- **What is required**
Find the word "name" in the material below and gather every line that contains it.

- **Material provided**
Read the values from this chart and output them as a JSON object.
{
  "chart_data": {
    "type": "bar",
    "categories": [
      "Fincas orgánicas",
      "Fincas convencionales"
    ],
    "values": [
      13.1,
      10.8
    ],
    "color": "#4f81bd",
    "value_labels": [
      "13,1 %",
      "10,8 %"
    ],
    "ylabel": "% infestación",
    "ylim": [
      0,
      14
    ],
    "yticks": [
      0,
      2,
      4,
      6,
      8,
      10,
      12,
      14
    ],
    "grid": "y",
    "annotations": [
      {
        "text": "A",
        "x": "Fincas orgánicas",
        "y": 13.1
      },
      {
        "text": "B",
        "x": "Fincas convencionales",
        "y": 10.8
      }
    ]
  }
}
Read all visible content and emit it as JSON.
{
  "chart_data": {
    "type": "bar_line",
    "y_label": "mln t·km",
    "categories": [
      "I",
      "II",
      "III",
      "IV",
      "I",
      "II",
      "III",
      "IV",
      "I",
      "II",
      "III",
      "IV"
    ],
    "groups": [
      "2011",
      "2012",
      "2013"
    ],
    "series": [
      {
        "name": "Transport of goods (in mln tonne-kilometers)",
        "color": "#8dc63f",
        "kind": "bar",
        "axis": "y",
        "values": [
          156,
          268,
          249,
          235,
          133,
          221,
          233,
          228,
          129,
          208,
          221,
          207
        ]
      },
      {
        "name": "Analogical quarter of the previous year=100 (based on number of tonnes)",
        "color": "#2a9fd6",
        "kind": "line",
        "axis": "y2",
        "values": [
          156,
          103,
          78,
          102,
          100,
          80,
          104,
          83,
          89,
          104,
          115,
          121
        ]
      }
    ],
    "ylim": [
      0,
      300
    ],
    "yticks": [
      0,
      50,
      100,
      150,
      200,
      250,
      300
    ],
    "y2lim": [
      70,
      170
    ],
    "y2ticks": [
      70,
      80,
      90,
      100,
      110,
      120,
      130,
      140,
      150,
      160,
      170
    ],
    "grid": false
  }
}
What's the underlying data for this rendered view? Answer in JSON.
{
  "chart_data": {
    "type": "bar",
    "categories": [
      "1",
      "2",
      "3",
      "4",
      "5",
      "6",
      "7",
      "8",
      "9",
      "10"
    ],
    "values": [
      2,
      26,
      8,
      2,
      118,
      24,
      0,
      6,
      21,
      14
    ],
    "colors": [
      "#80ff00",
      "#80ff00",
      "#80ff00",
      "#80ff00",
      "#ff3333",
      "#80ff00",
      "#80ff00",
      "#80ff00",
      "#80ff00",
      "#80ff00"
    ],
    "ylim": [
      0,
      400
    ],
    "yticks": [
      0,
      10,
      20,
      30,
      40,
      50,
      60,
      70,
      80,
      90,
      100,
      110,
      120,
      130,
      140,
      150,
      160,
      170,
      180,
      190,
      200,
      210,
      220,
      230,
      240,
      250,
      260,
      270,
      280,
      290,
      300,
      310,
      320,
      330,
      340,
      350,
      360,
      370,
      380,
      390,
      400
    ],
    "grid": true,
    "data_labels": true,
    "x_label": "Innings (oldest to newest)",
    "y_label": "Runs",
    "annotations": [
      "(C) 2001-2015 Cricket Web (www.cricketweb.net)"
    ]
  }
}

- **Output for this exercise**
        "name": "Transport of goods (in mln tonne-kilometers)",
        "name": "Analogical quarter of the previous year=100 (based on number of tonnes)",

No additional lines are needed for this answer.